• Task description
The entries need to be copied exactly.

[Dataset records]
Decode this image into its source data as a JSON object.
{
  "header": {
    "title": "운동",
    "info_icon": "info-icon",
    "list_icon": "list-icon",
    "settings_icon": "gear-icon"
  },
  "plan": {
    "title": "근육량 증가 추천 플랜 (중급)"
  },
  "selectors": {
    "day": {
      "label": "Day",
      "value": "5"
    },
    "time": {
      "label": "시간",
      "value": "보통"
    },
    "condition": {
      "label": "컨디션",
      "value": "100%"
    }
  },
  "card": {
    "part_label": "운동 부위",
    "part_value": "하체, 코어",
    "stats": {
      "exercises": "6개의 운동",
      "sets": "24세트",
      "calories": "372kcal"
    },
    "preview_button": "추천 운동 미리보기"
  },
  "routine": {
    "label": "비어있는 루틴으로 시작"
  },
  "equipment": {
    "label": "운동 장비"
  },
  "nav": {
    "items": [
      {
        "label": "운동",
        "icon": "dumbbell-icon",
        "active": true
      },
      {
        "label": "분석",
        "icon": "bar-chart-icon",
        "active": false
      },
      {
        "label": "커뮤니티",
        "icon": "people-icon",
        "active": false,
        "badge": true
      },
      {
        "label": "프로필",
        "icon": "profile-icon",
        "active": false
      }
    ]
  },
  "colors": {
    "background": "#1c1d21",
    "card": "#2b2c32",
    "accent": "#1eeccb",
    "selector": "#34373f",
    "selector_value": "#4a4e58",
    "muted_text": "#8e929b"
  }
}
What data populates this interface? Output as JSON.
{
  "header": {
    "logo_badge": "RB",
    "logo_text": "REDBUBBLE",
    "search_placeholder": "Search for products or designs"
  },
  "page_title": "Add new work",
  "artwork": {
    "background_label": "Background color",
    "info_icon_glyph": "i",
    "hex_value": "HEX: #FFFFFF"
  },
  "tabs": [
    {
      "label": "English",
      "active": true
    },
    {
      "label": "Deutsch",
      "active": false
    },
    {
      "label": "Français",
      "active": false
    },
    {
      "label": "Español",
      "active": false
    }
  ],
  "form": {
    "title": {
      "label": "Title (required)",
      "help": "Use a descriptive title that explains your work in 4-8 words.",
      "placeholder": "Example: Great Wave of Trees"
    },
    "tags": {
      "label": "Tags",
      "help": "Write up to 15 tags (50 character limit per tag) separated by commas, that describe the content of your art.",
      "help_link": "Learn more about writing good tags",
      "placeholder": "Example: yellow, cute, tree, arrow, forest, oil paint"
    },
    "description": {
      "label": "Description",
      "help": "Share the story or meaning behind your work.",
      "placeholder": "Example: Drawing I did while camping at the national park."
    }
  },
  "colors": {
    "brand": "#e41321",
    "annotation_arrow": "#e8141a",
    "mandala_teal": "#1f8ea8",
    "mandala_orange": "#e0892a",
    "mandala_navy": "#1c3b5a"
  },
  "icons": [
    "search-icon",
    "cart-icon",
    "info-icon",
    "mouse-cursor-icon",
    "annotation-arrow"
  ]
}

• Answer to this exercise
Decode this image into its source data as a JSON object.
{
  "header": {
    "title": "운동",
    "info_icon": "info-icon",
    "list_icon": "list-icon",
    "settings_icon": "gear-icon"
  },
  "plan": {
    "title": "근육량 증가 추천 플랜 (중급)"
  },
  "selectors": {
    "day": {
      "label": "Day",
      "value": "5"
    },
    "time": {
      "label": "시간",
      "value": "보통"
    },
    "condition": {
      "label": "컨디션",
      "value": "100%"
    }
  },
  "card": {
    "part_label": "운동 부위",
    "part_value": "하체, 코어",
    "stats": {
      "exercises": "6개의 운동",
      "sets": "24세트",
      "calories": "372kcal"
    },
    "preview_button": "추천 운동 미리보기"
  },
  "routine": {
    "label": "비어있는 루틴으로 시작"
  },
  "equipment": {
    "label": "운동 장비"
  },
  "nav": {
    "items": [
      {
        "label": "운동",
        "icon": "dumbbell-icon",
        "active": true
      },
      {
        "label": "분석",
        "icon": "bar-chart-icon",
        "active": false
      },
      {
        "label": "커뮤니티",
        "icon": "people-icon",
        "active": false,
        "badge": true
      },
      {
        "label": "프로필",
        "icon": "profile-icon",
        "active": false
      }
    ]
  },
  "colors": {
    "background": "#1c1d21",
    "card": "#2b2c32",
    "accent": "#1eeccb",
    "selector": "#34373f",
    "selector_value": "#4a4e58",
    "muted_text": "#8e929b"
  }
}
What data populates this interface? Output as JSON.
{
  "header": {
    "logo_badge": "RB",
    "logo_text": "REDBUBBLE",
    "search_placeholder": "Search for products or designs"
  },
  "page_title": "Add new work",
  "artwork": {
    "background_label": "Background color",
    "info_icon_glyph": "i",
    "hex_value": "HEX: #FFFFFF"
  },
  "tabs": [
    {
      "label": "English",
      "active": true
    },
    {
      "label": "Deutsch",
      "active": false
    },
    {
      "label": "Français",
      "active": false
    },
    {
      "label": "Español",
      "active": false
    }
  ],
  "form": {
    "title": {
      "label": "Title (required)",
      "help": "Use a descriptive title that explains your work in 4-8 words.",
      "placeholder": "Example: Great Wave of Trees"
    },
    "tags": {
      "label": "Tags",
      "help": "Write up to 15 tags (50 character limit per tag) separated by commas, that describe the content of your art.",
      "help_link": "Learn more about writing good tags",
      "placeholder": "Example: yellow, cute, tree, arrow, forest, oil paint"
    },
    "description": {
      "label": "Description",
      "help": "Share the story or meaning behind your work.",
      "placeholder": "Example: Drawing I did while camping at the national park."
    }
  },
  "colors": {
    "brand": "#e41321",
    "annotation_arrow": "#e8141a",
    "mandala_teal": "#1f8ea8",
    "mandala_orange": "#e0892a",
    "mandala_navy": "#1c3b5a"
  },
  "icons": [
    "search-icon",
    "cart-icon",
    "info-icon",
    "mouse-cursor-icon",
    "annotation-arrow"
  ]
}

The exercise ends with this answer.